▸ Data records
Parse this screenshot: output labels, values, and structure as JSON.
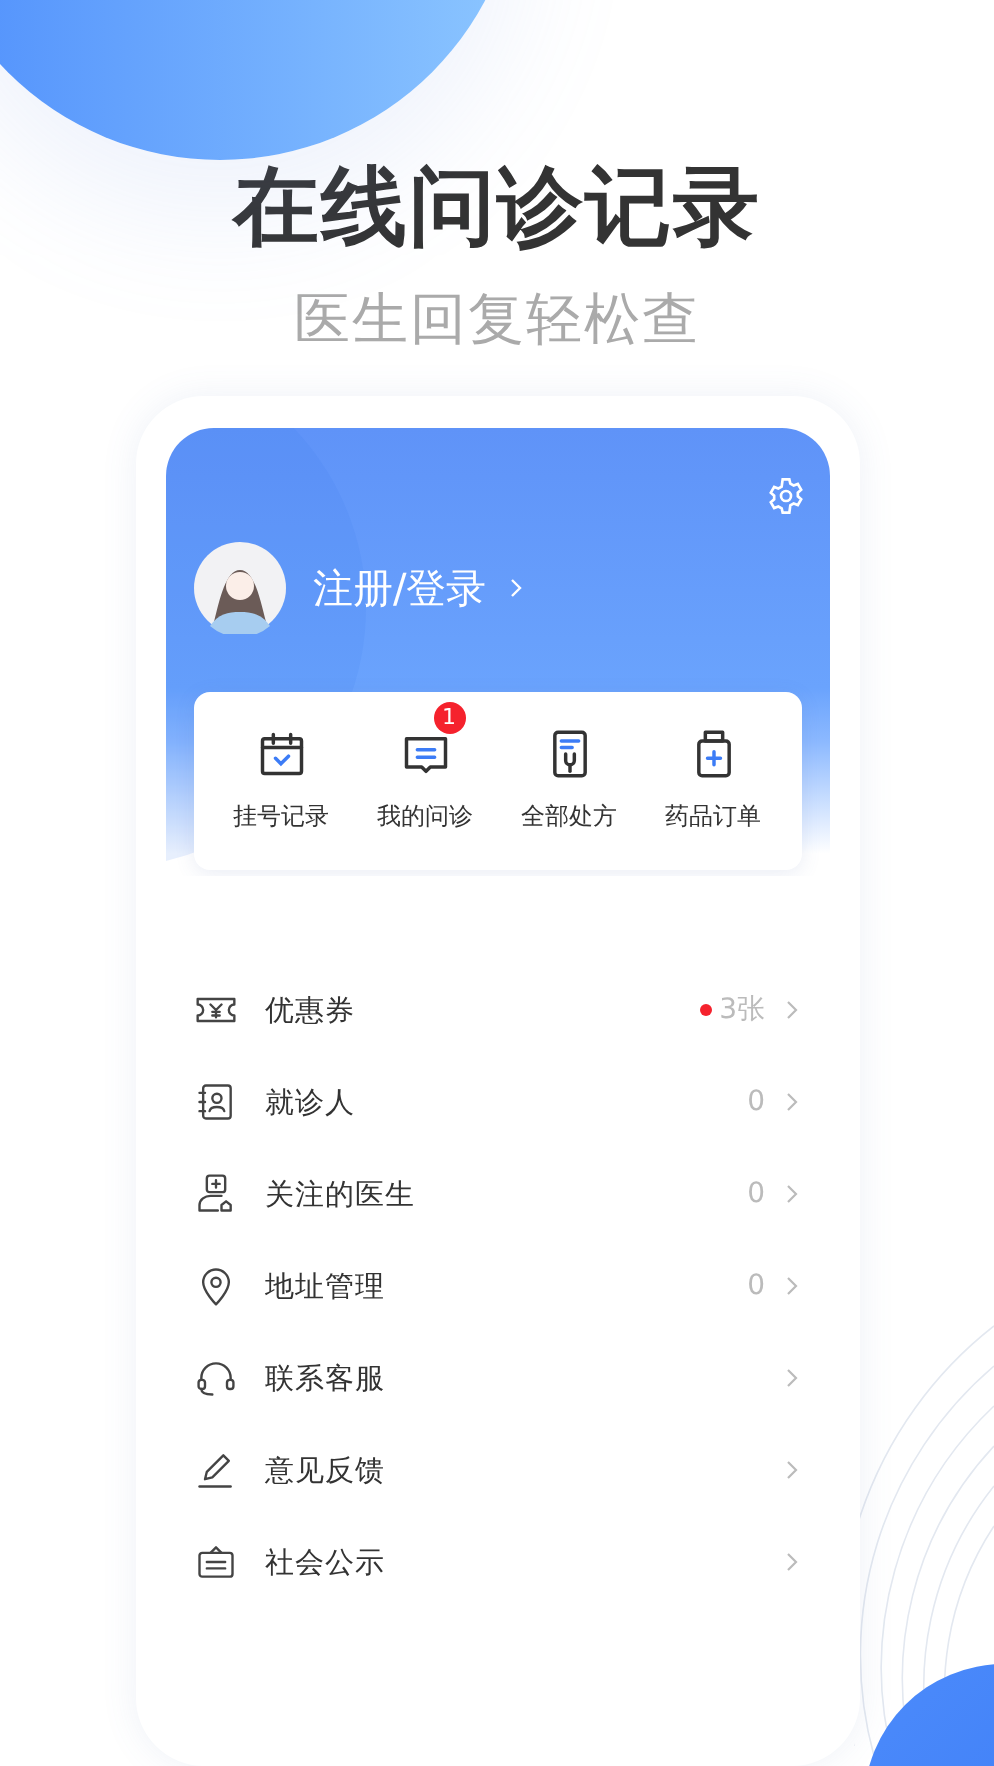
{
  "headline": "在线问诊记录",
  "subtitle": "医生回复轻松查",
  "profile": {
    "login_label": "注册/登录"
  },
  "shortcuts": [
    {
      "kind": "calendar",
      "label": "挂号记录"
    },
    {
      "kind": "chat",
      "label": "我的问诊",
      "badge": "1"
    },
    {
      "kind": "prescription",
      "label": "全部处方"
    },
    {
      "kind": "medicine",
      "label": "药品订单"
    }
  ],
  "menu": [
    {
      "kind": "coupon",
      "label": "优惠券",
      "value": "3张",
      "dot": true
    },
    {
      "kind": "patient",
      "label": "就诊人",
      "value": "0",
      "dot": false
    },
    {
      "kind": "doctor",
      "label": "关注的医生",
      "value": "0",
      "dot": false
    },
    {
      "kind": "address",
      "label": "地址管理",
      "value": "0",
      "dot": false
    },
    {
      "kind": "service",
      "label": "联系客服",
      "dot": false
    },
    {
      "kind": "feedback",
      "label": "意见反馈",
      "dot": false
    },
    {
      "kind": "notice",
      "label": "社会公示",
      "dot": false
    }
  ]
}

▸ REQUIREMENTS
Repeat every record precisely. Any picture among them stays out of the copy.

▸ RESULT
Parse this screenshot: output labels, values, and structure as JSON.
{
  "headline": "在线问诊记录",
  "subtitle": "医生回复轻松查",
  "profile": {
    "login_label": "注册/登录"
  },
  "shortcuts": [
    {
      "kind": "calendar",
      "label": "挂号记录"
    },
    {
      "kind": "chat",
      "label": "我的问诊",
      "badge": "1"
    },
    {
      "kind": "prescription",
      "label": "全部处方"
    },
    {
      "kind": "medicine",
      "label": "药品订单"
    }
  ],
  "menu": [
    {
      "kind": "coupon",
      "label": "优惠券",
      "value": "3张",
      "dot": true
    },
    {
      "kind": "patient",
      "label": "就诊人",
      "value": "0",
      "dot": false
    },
    {
      "kind": "doctor",
      "label": "关注的医生",
      "value": "0",
      "dot": false
    },
    {
      "kind": "address",
      "label": "地址管理",
      "value": "0",
      "dot": false
    },
    {
      "kind": "service",
      "label": "联系客服",
      "dot": false
    },
    {
      "kind": "feedback",
      "label": "意见反馈",
      "dot": false
    },
    {
      "kind": "notice",
      "label": "社会公示",
      "dot": false
    }
  ]
}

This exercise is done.